* REQUEST
Your copy of the material below should match it exactly, except that it holds no pictures.

* INPUT
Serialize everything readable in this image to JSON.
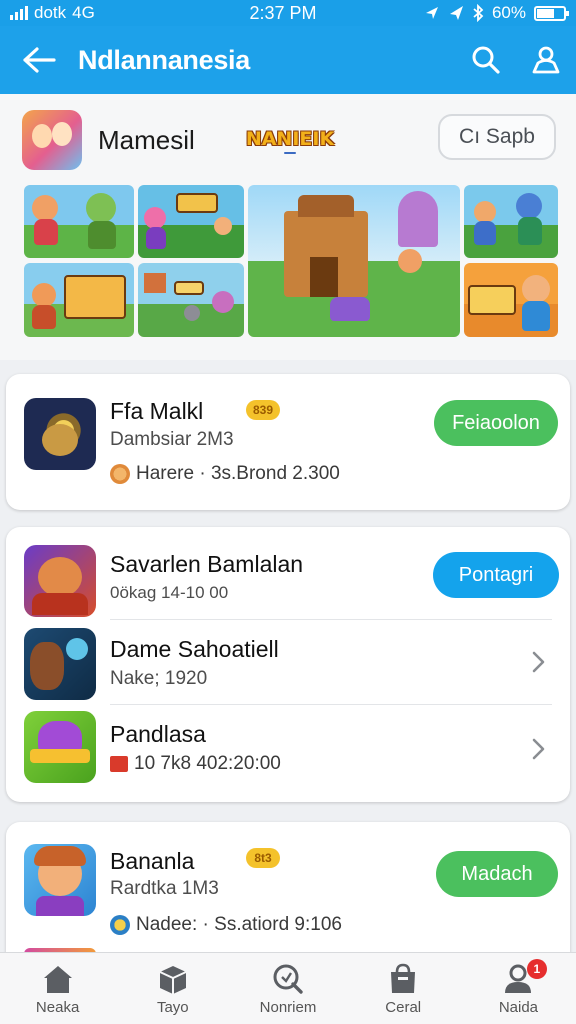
{
  "status_bar": {
    "carrier": "dotk",
    "network": "4G",
    "time": "2:37 PM",
    "battery_text": "60%",
    "battery_level": 0.6
  },
  "app_bar": {
    "title": "Ndlannanesia",
    "back_icon": "arrow-left-icon",
    "search_icon": "search-icon",
    "profile_icon": "user-icon"
  },
  "featured": {
    "name": "Mamesil",
    "logo_text": "NANIEIK",
    "logo_sub": "",
    "search_button": "Cı Sapb",
    "tiles": [
      {
        "name": "game-tile-1",
        "theme": "green"
      },
      {
        "name": "game-tile-2",
        "theme": "jungle"
      },
      {
        "name": "game-tile-3",
        "theme": "castle"
      },
      {
        "name": "game-tile-4",
        "theme": "forest"
      },
      {
        "name": "game-tile-5",
        "theme": "sign"
      },
      {
        "name": "game-tile-6",
        "theme": "village"
      },
      {
        "name": "game-tile-7",
        "theme": "orange"
      }
    ]
  },
  "card1": {
    "name": "Ffa Malkl",
    "badge": "839",
    "subtitle": "Dambsiar 2M3",
    "meta": "Harere · 3s.Brond 2.300",
    "button": "Feiaoolon"
  },
  "card2": {
    "rows": [
      {
        "name": "Savarlen Bamlalan",
        "subtitle": "0ökag 14-10 00",
        "button": "Pontagri"
      },
      {
        "name": "Dame Sahoatiell",
        "subtitle": "Nake; 1920"
      },
      {
        "name": "Pandlasa",
        "subtitle": "10 7k8 402:20:00"
      }
    ]
  },
  "card3": {
    "name": "Bananla",
    "badge": "8t3",
    "subtitle": "Rardtka 1M3",
    "meta": "Nadee: · Ss.atiord 9:106",
    "button": "Madach"
  },
  "bottom_nav": {
    "items": [
      {
        "label": "Neaka",
        "icon": "home-icon"
      },
      {
        "label": "Tayo",
        "icon": "box-icon"
      },
      {
        "label": "Nonriem",
        "icon": "search-refresh-icon"
      },
      {
        "label": "Ceral",
        "icon": "bag-icon"
      },
      {
        "label": "Naida",
        "icon": "profile-icon",
        "badge": "1"
      }
    ]
  },
  "colors": {
    "primary": "#1da1ea",
    "green": "#4bc05e",
    "blue": "#14a3ec",
    "badge": "#f4c22b"
  }
}
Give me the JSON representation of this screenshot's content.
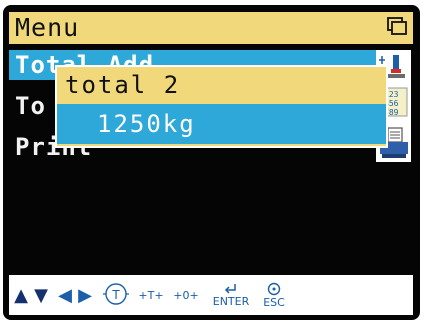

* OUTPUT FOR THIS EXERCISE
Serialize everything readable in this image to JSON.
{
  "status_bar": {
    "carrier": "dotk",
    "network": "4G",
    "time": "2:37 PM",
    "battery_text": "60%",
    "battery_level": 0.6
  },
  "app_bar": {
    "title": "Ndlannanesia",
    "back_icon": "arrow-left-icon",
    "search_icon": "search-icon",
    "profile_icon": "user-icon"
  },
  "featured": {
    "name": "Mamesil",
    "logo_text": "NANIEIK",
    "logo_sub": "",
    "search_button": "Cı Sapb",
    "tiles": [
      {
        "name": "game-tile-1",
        "theme": "green"
      },
      {
        "name": "game-tile-2",
        "theme": "jungle"
      },
      {
        "name": "game-tile-3",
        "theme": "castle"
      },
      {
        "name": "game-tile-4",
        "theme": "forest"
      },
      {
        "name": "game-tile-5",
        "theme": "sign"
      },
      {
        "name": "game-tile-6",
        "theme": "village"
      },
      {
        "name": "game-tile-7",
        "theme": "orange"
      }
    ]
  },
  "card1": {
    "name": "Ffa Malkl",
    "badge": "839",
    "subtitle": "Dambsiar 2M3",
    "meta": "Harere · 3s.Brond 2.300",
    "button": "Feiaoolon"
  },
  "card2": {
    "rows": [
      {
        "name": "Savarlen Bamlalan",
        "subtitle": "0ökag 14-10 00",
        "button": "Pontagri"
      },
      {
        "name": "Dame Sahoatiell",
        "subtitle": "Nake; 1920"
      },
      {
        "name": "Pandlasa",
        "subtitle": "10 7k8 402:20:00"
      }
    ]
  },
  "card3": {
    "name": "Bananla",
    "badge": "8t3",
    "subtitle": "Rardtka 1M3",
    "meta": "Nadee: · Ss.atiord 9:106",
    "button": "Madach"
  },
  "bottom_nav": {
    "items": [
      {
        "label": "Neaka",
        "icon": "home-icon"
      },
      {
        "label": "Tayo",
        "icon": "box-icon"
      },
      {
        "label": "Nonriem",
        "icon": "search-refresh-icon"
      },
      {
        "label": "Ceral",
        "icon": "bag-icon"
      },
      {
        "label": "Naida",
        "icon": "profile-icon",
        "badge": "1"
      }
    ]
  },
  "colors": {
    "primary": "#1da1ea",
    "green": "#4bc05e",
    "blue": "#14a3ec",
    "badge": "#f4c22b"
  }
}
Give me the JSON representation of this screenshot's content.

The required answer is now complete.